Tarea 1
En el relato del martes en el tren, ¿qué nombre le puso Ana al tren de las 9:09am?
Tarea 2
Prosigue, por favor, con el relato del martes en el tren desde donde se detiene.
====== Texto proporcionado
Ese martes ya estaba sentado en el tren suburbano que tediosamente me lleva a diario a la oficina. Justo esa mañana había salido un poco tarde de casa y apenas había alcanzado a tomar el tren de las 9:09am – el “tren de los vagos” como lo bautizó mi mujer, Ana, unos cuantos meses antes. Me enteré que algo fuera de los ordinario había ocurrido en la gran manzana gracias a un pasajero sentado a un costado mio. Había recibido una llamada a su teléfono celular y luego de cortar anunció a gritos a todo el vagón que un avión había chocado, aparentemente en forma accidental, contra una de las torres gemelas. Me dí media vuelta para mirarlo, contemplé el diminuto aparato inalámbrico en sus manos, y luego do de un par de segundos, quizá unos cuantos más, decidí ignorar el asunto.
El reloj rondaba por eso de las 9:15am – un minuto más, uno menos, no importa para la ocasión. Un instante después, el mismo tipo recibió otra llamada sobre el segundo avión en la otra torre. Los pasajeros reaccionaron de inmediato, como resortes. El conductor anunció que en todo caso el tren seguiría valientemente hacia su destino final, la ahora heroica Grand Central Station. Súbitamente todos los celulares que hasta ese momento venían afortunadamente aletargados comenzaron a trabajar sin cesar. Seguí leyendo pero mis dudas ya comenzaban a derrumbarse, mezcladas con una gran curiosidad por saber exactamente que era lo que estaba sucediendo en una cuidad donde cualquier cosa era posible.
Otro martes de rutina. Ese semestre académico tenía que ganarle al amanecer para tomar el mini-bus o buseta, como aún les dicen, y llegar con las justas a clase de 7 de la mañana. El esfuerzo era parcialmente retribuido si lograba conseguir un asiento libre e irme sentado todo el trayecto de un poco más de 30 minutos, si el tráfico colaboraba. Para esto tenía que dejar pasar sin remordimientos varias de las busetas que, cuando se acercaban a la esquina donde rutinariamente me paraba a esperar en ese frío intenso de las madrugadas de Bogotá, ya venían completamente repletas.
El objetivo era un taller de mecánica donde aprendíamos, por 5 horas consecutivas, a manejar con cierta destreza maquinaria de todo tipo y de última moda para esa época. La era digital aún estaba en su infancia. A eso de las 10am teníamos un corto descanso que abusábamos sin piedad para tomar un minimalista café con leche, o perico, y fumar con desespero un par de cigarrillos, sin la presión de las grises y frías máquinas del taller. A mediodía por fin nos liberábamos del todo pero nos esperaba la larga jornada de la tarde que comenzaba a las 2pm, sin falta. Para el almuerzo la frugalidad imperaba a pesar del hambre para así prevenir las tentaciones de la siesta durante las largas clases de física y cálculo diferencial.
Por fin llega el tren en la estación, ileso. Son las 10am pasadas.
============
====== Entradas extraídas
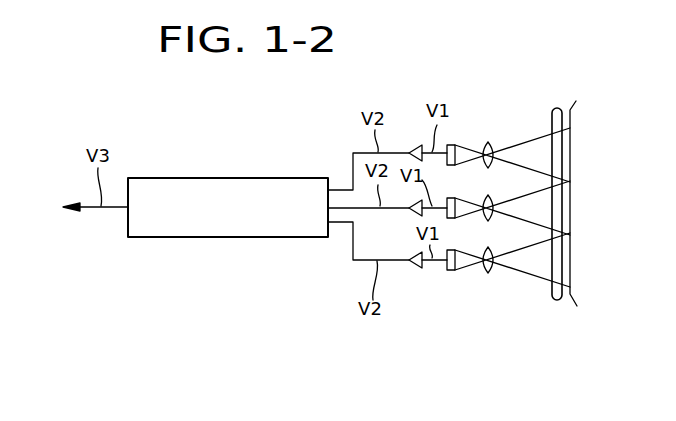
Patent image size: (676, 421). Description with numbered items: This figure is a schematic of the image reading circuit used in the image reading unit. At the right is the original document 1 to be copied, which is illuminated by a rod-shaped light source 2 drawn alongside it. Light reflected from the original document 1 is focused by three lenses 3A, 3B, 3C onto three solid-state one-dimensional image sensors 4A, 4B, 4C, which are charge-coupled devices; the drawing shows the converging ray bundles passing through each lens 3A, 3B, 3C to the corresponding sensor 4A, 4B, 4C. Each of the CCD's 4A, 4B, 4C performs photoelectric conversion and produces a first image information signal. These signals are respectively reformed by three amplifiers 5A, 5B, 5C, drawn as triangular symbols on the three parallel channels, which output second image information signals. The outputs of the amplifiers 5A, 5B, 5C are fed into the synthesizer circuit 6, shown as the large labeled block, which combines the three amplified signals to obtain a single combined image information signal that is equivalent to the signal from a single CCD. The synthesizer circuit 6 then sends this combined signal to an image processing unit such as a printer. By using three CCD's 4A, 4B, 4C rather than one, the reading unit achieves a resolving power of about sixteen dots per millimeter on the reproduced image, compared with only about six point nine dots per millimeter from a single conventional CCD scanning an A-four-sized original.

The original document 1 is at (566, 297).
The rod-shaped light source 2 is at (556, 107).
The lens 3A is at (492, 142).
The lens 3B is at (492, 197).
The lens 3C is at (492, 273).
The solid-state one-dimensional image sensor 4A is at (452, 145).
The solid-state one-dimensional image sensor 4B is at (452, 198).
The solid-state one-dimensional image sensor 4C is at (450, 271).
The amplifier 5A is at (414, 147).
The amplifier 5B is at (408, 214).
The amplifier 5C is at (411, 266).
The synthesizer circuit 6 is at (236, 178).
============
Resultado 1
El "tren de los vagos".

Resultado 2
Al llegar, el caos ya se ha impuesto, sin atenuantes. Muchos ya están regresando a sus casas. Otros están parados mirando casi que hipnotizados las ahora escasas pantallas de televisión – imagino las tomas de los aviones embistiendo las indefensas torres – como si fuera un día feriado o hubiese algún evento deportivo de escala mundial.
No alcanzo a ver nada, hay demasiada gente atosigando las pantallas. Decido salir a la calle y veo a mi derecha la espesa y gruesa humareda entre blanca y gris que sale de la punta sur de la ciudad. Luego, sacando las cuentas, me enteraría que a esa hora ya se había desplomado la primera torre. Sigo para la oficina como de costumbre. En el camino -tengo que caminar unas 4 cuadras largas- me topo con un colega que me informa que ya han decidido cerrar aciones Unidas, que mejor regrese a casa con los míos. El ya va de vuelta, corriendo, con una cara de angustia que no le conocía. Recuerdo que mi oficina no está en un edificio de propiedad exclusiva de Naciones Unidas así que decido seguir el camino usual.
Voy en plena contravía, en medio de la gente que no puede creer lo que está pasando. Al pasar escucho comentarios de transeúntes (“también le dieron a la Casa Blanca”, “la torre de Sears en Chicago se ha caído”, etc.) que no se despesgan de los radios de sus carros. Algunos están llorando; casi todos están pegados a los benditos celulares que por supuesto ya no funcionan adecuadamente; otros corren con gestos que nunca había visto en esta cuidad. Esta ya ha cambiado en forma radical en cuestión de minutos. Casi no la reconozco.
En esos años, los setentas, la universidad había cerrado la cafetería central por ser supuestamente un centro subversivo, otro más, y en su lugar se habían instalado kioscos alrededor de los diversas facultades para abastecer la demanda de los paupérrimos estudiantes. Algunas de las facultades tenían sus propias cafeterías pero nosotros no frecuentábamos la nuestra, la de Ingeniería, ya que teníamos ese temor típico de los “primíparos” – los que cursan el primer año de universidad . Y quizá por eso mismo también evitábamos las otras opciones un tanto más distantes.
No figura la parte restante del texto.